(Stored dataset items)
>> START
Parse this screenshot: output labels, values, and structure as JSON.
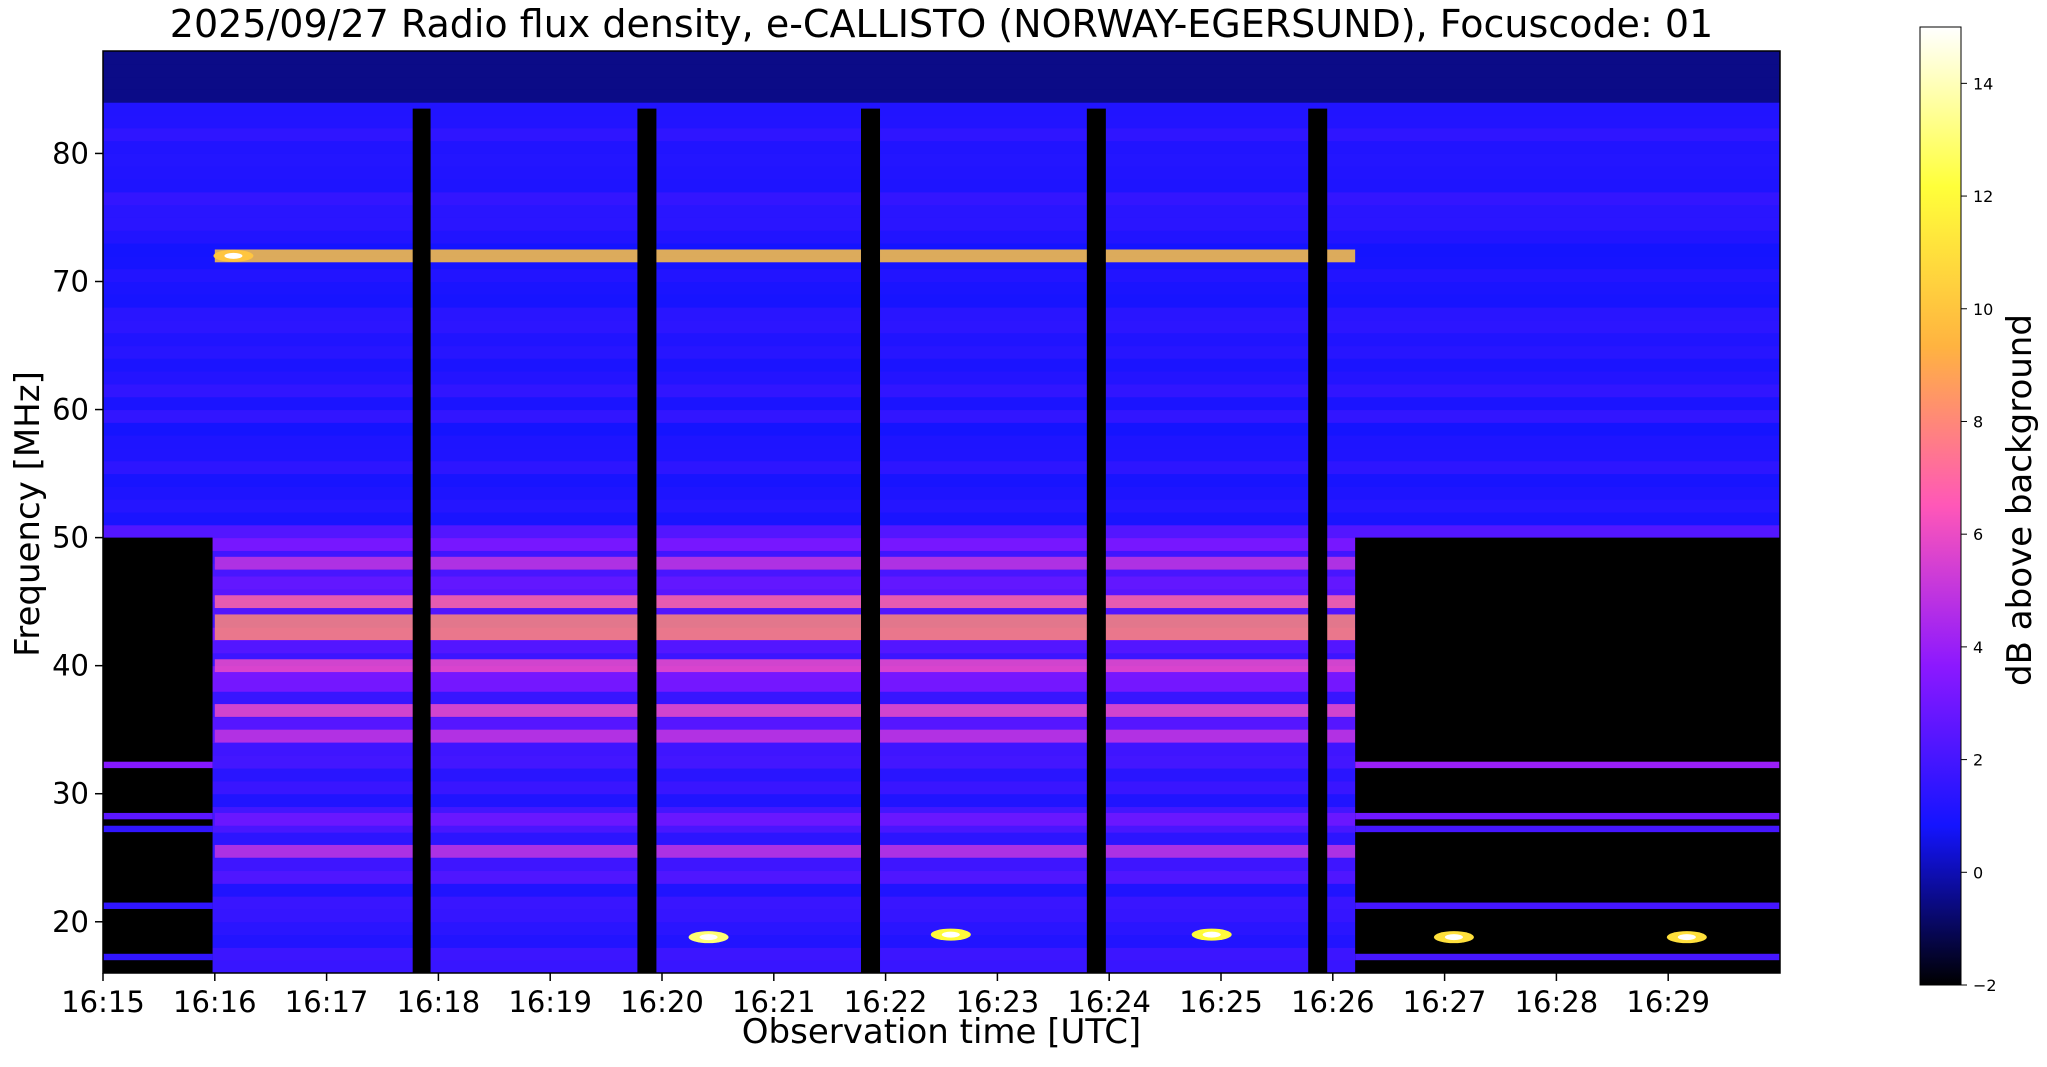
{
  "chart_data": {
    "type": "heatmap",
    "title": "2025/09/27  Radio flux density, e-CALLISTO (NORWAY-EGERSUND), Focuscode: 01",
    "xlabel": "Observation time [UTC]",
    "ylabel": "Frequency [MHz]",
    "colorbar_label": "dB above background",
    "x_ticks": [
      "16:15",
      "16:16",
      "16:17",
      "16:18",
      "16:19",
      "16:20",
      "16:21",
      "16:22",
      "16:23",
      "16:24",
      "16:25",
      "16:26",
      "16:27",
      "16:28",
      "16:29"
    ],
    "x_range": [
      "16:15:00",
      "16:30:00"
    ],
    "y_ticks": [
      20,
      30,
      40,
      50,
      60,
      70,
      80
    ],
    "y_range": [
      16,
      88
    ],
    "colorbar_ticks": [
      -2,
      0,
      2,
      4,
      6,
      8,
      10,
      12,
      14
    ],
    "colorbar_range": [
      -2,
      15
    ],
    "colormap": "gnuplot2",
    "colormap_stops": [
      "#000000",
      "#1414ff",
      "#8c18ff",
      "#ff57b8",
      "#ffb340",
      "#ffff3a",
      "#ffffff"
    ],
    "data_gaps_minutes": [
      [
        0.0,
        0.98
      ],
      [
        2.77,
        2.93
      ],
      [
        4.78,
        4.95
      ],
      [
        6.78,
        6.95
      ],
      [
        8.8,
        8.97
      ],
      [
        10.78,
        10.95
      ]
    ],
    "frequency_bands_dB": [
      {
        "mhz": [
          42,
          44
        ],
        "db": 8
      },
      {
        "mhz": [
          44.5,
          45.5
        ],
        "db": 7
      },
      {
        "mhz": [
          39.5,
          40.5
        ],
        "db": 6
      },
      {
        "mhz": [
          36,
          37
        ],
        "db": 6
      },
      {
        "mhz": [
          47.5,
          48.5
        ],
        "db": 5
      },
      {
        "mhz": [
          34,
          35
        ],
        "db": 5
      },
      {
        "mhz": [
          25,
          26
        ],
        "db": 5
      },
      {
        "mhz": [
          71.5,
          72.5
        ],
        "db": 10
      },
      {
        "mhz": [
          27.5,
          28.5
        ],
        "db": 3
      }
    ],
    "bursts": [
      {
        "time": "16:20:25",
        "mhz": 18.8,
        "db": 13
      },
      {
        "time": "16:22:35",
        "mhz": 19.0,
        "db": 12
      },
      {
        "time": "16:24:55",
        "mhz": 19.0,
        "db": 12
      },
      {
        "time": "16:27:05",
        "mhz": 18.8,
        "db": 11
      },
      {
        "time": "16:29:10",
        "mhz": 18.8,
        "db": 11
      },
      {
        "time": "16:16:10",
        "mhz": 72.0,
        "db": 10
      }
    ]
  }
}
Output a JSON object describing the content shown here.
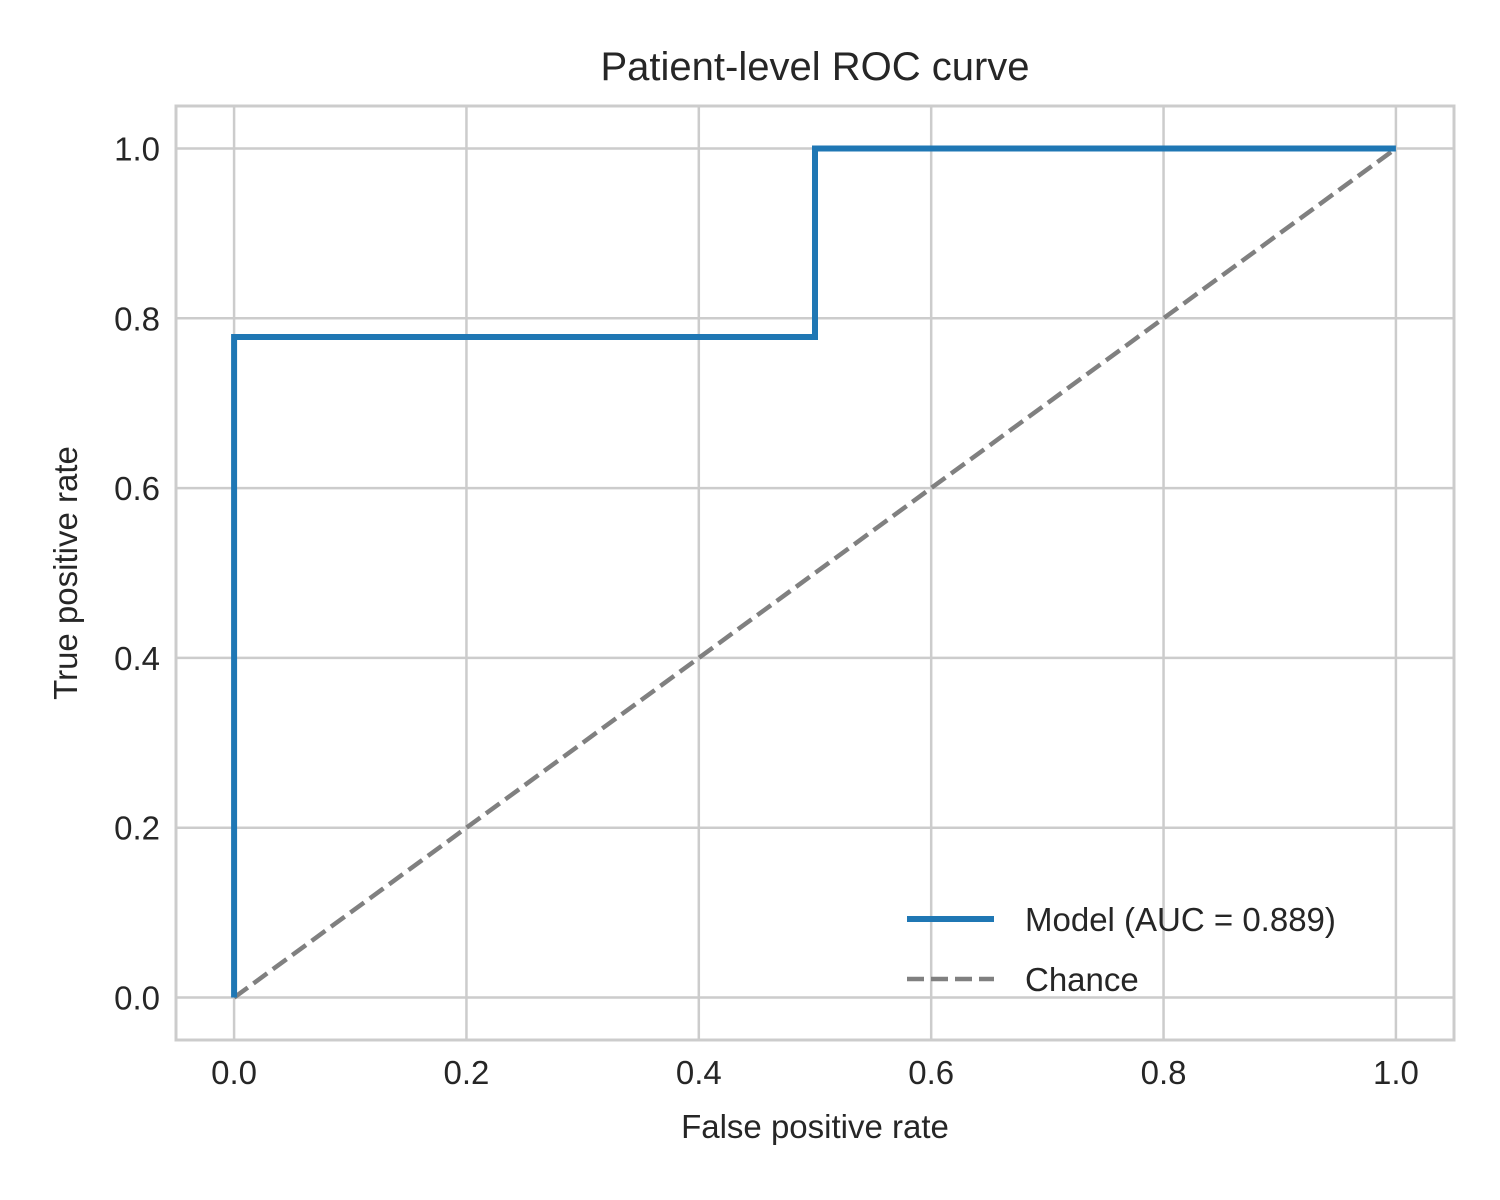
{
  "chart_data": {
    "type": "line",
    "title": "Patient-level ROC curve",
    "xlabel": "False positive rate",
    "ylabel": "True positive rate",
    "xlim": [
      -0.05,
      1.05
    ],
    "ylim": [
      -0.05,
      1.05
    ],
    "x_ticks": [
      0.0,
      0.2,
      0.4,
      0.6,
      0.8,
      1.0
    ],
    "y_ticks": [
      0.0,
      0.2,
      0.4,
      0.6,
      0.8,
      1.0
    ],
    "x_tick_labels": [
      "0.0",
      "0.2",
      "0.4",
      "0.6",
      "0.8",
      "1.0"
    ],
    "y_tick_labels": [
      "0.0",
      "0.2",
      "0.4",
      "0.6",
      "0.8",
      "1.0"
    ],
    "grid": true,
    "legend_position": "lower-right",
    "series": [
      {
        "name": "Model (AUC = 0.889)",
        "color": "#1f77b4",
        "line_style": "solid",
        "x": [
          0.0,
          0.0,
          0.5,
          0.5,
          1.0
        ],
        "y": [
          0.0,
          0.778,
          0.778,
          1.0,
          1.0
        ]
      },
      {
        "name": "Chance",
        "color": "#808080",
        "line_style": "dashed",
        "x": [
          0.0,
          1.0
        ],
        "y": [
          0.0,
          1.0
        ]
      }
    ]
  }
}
>> END
* Instructions to follow: In the records above, find the lines containing "positive" and copy them.

* Written response:
    "xlabel": "False positive rate",
    "ylabel": "True positive rate",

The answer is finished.